▶ **Your task**
Your task is to give the number of lines in the listing that include "trên", and nothing else.
########
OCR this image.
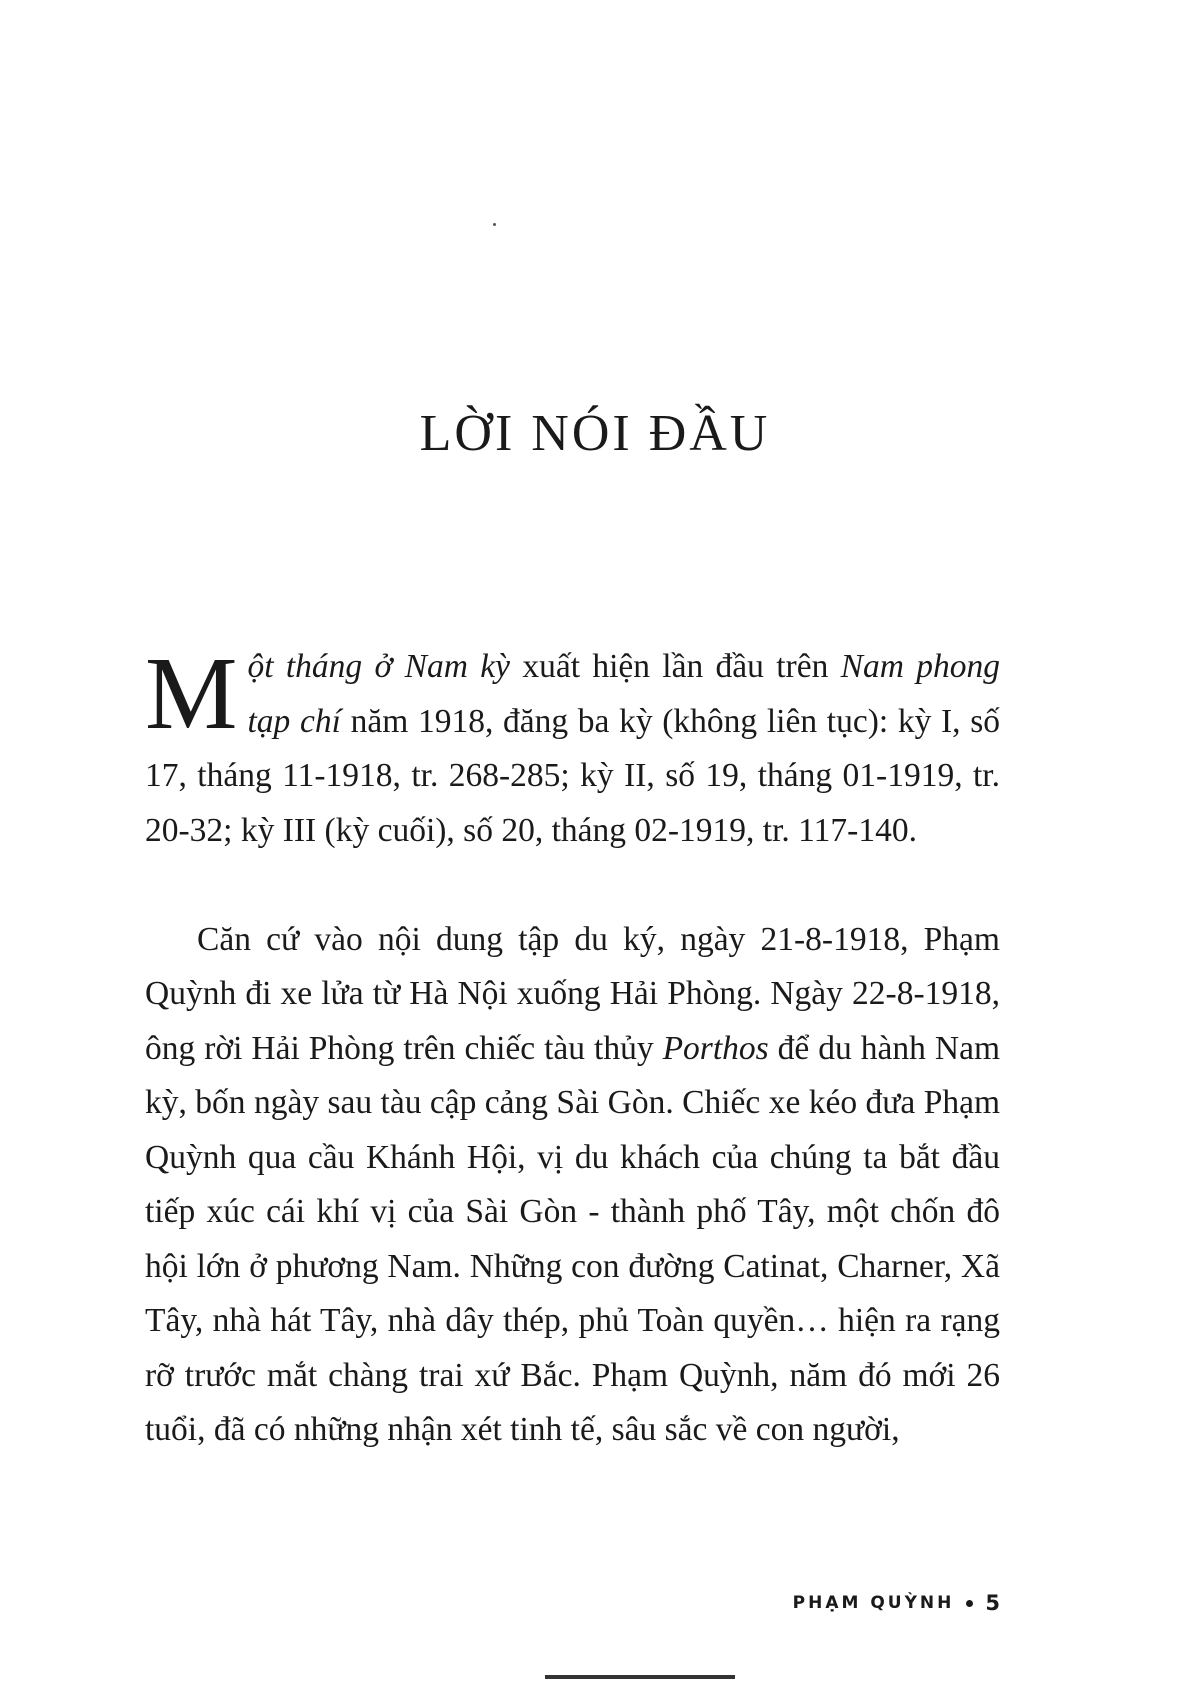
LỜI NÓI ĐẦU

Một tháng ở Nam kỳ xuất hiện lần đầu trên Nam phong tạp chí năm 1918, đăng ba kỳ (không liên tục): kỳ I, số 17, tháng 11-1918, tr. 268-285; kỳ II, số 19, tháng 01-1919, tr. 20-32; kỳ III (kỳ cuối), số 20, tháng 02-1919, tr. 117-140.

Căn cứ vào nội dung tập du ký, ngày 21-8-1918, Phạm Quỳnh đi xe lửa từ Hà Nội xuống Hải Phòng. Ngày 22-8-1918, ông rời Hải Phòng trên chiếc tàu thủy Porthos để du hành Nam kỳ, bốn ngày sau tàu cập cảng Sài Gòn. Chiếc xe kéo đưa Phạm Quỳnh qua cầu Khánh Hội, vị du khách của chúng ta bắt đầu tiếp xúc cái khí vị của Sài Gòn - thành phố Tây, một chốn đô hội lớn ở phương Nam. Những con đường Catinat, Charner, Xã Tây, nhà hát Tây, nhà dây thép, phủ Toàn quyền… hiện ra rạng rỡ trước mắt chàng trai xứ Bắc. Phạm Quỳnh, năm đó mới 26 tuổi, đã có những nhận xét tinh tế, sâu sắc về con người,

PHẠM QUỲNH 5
########
▶ **Expected answer**
2